- [WHAT YOU NEED TO DO]:
a) In the essay below about owning a copy of A Season in Hell, whose photographs illustrated that edition?
b) Carry on the essay below about owning a copy of A Season in Hell, picking up right after its final sentence.

--- BEGIN QUOTED PASSAGE ---

A Season in Hell

Cover_A Season in HellThe Gold Coast, in my younger days, was not a city that welcomed serious readers. It’s a long, skinny strip of a city pressed up against the South East Queensland coastline, a city predicated on beachfront tourism and theme parks and being a nice place to retire. I often introduce it to American friends as a nightmarish version of Miami that lacks all the class, which is possibly unfair, but I lived there for a very long time and I am very bitter about the experience. In my memory Gold Coast bookstores were characterized by their focus on the holiday read, easily digested books that could be burned through on a one-week getaway. When other serious readers recoil in the face of an airport bookshop, I feel a strange sense of nostalgia for the bookstores of my youth whose approach was startlingly familiar.

In my early teens, when my reading tastes focused on the biggest names of the big-name doorstop fantasy genre, this wasn’t that big a deal. By the age of eighteen the anemic F&SF and Modern Literature sections started to grate against my nerves. Finding books I wanted to read involved months of hunting, requesting special orders, or travelling to Brisbane where real bookshops could be found. Had Amazon existed when I was eighteen, it’s entirely possibly I would have a very different relationship to fiction in addition to the kind of credit card debt that could cripple a small nation. Fortunately, it did not, and so I became a hunter of books, squirreling away the odd and unusual finds for later consumption.

I was twenty and an aspiring poet when I came into possession of the coolest book I would ever own. It was a cloth-bound hardcore edition of Rimbaud’s A Season in Hell, illustrated with a series of photographs from Robert Mapplethorpe, and it was precious despite the fact that I understood very little of what was written or how to read the black-and-white photographs that accompanied the text. It was a puzzle that needed to be understood, and I’d frequently carry it with me, rereading it again and again on busses and in food courts and the foyer of the local unemployment office where I’d alienate the staff by insisting “writer” was a viable job and that my part-time post-graduate studies were going to get me a full-time career.

I’m not entirely sure how I came to own the book, but I can make some reasonable guesses. It would invariably come from a remainder bin outside of one of the book chains, literary detritus going cheap, as many cool things on my bookshelves tended to be. I can still remember the yellow sticker with the marked down price – a $50 book picked up for five or ten dollars. Being young and ignorant of the ways of publishing, I regarded this as a lucky bargain, rather than a sign that so few people wanted this treasure that it was effectively being thrown away.

Where it came from is the simple part, the real problem is the how I acquired it: did I buy it or was it bought for me? Either is equally likely, and since it’s now one of those books that has passed from my collection, it’s impossible to tell for sure. At twenty I bought books of poetry on reflex, regardless of who wrote them. It was a trained response learnt after the frustration of seeing nothing but Shakespeare’s sonnets and Jewel’s A Night Without Armor in the poetry shelf of the local bookstores. Poetry was stuff found in second-hand shops, where at least the discarded school readers could be unearthed, rather than acquiring it shiny and new in bookstores.

--- END QUOTED PASSAGE ---
--- BEGIN RECORDED INFORMATION ---

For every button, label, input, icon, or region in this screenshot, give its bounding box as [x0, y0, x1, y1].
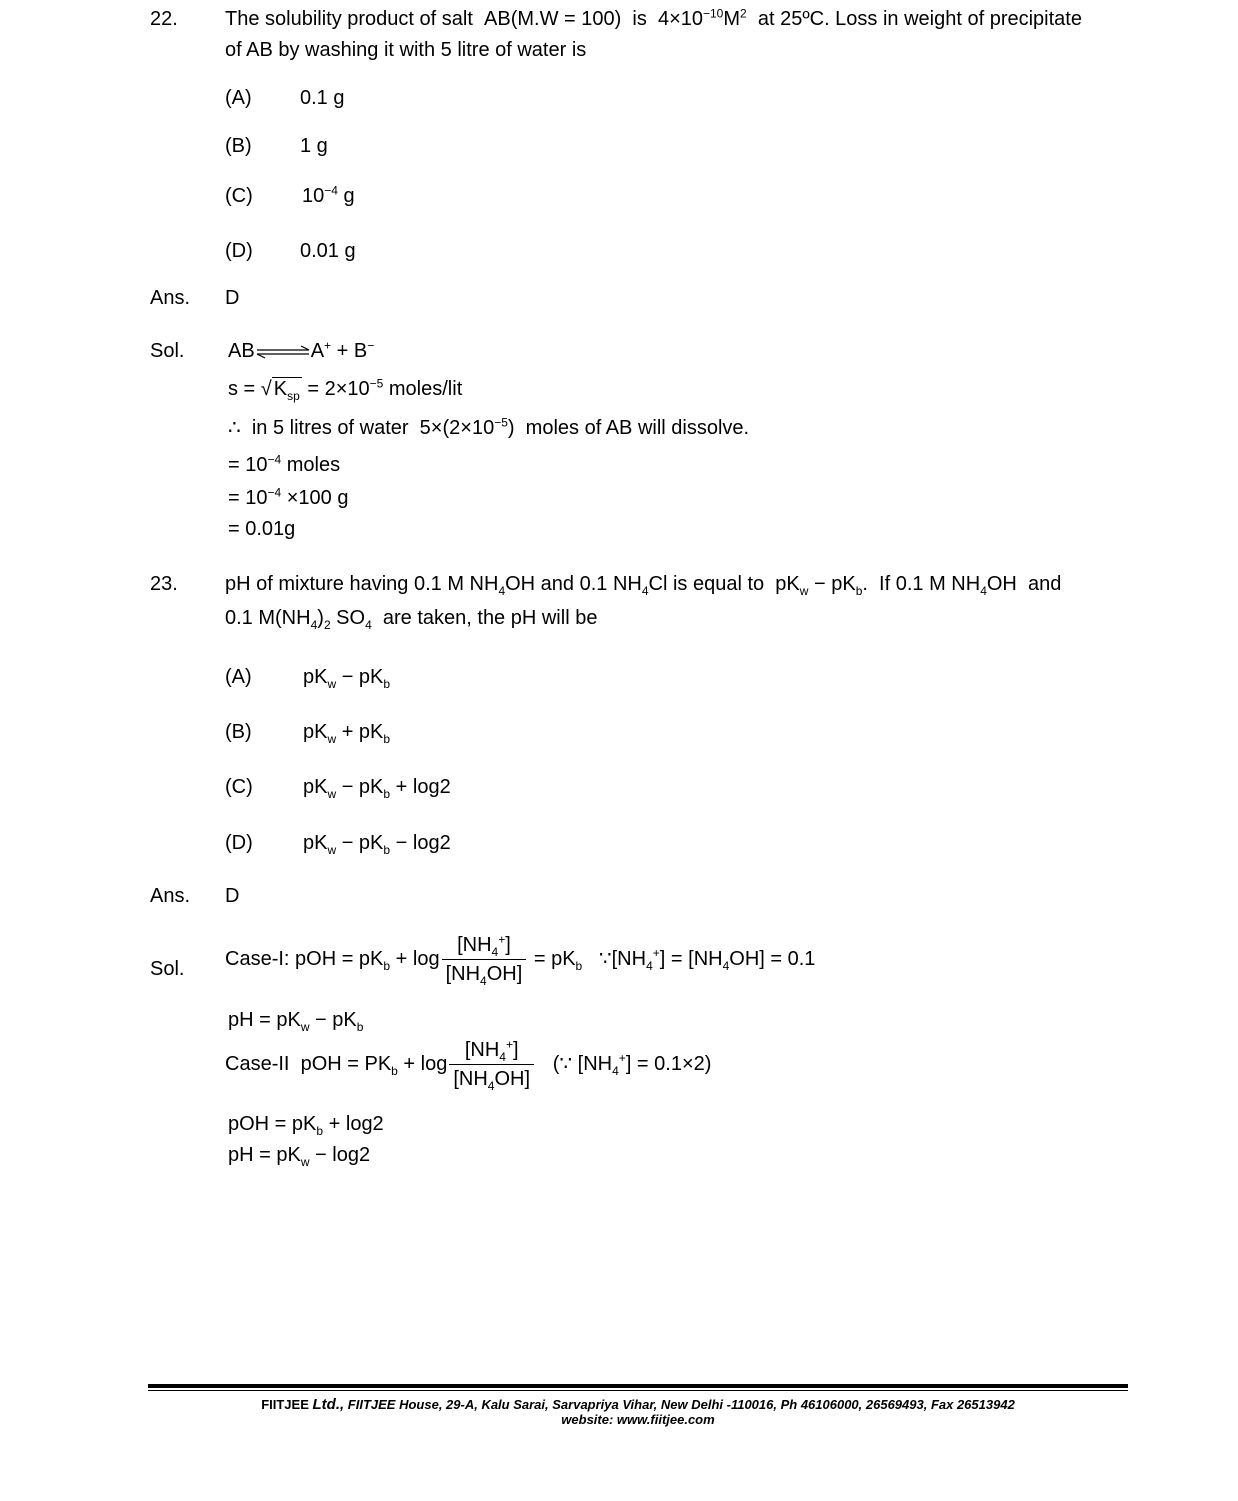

--- END RECORDED INFORMATION ---

- [RESULTS FOR EACH TASK]:
a) Robert Mapplethorpe's.

b)
More likely, however, is that the book was bought for me. Trading books of poetry and art and music was the default mode of courtship in my twenties and there are still large chunks of my bookshelf that are inherited from relationships with women better-read and more artistically aware than I. My first serious relationship seems like one long exchange of obsessions and fandoms – Mapplethorpe’s photography for my obsession with Neil Gaiman’s Death comics; Angela Carter’s fiction for a taped copy of Ani DiFranco’s Living in Clip live album and the back catalogue of Lou Reed – and there are times when I think it ended simply because there were no more obsessions to trade. My second serious relationship was much the same, perhaps, for my twenties were a shallow time (my thirties, perhaps, are just as shallow, but I tend to date less now). I remember many aspects of those relationships with despair and anger and regret, but I can never regret the books and music and art they introduced me too.

And for many years A Season in Hell was a talisman against the city I lived in. I never quite understood the book, but I studied it and read about it and tried to comprehend it’s mysteries. I sought out biographies of Rimbaud and webpages devoted to his work, I read lit papers about his works and sought out the rest of his poetry, and I started searching for more about Mapplethorpe and photography in general. I discovered Sontag’s On Photography and Barthes’ Camera Lucida, and proposed academic creative projects that revolved around both works that never seemed to stay on focus as I dragged my heels through the writing phase. I made a terribly academic. My interest was always in the reading and the discussion of the books, never in the writing about them. Once I understood, or found a new lever to try and unearth some new kernel of understanding, I was ready to move on.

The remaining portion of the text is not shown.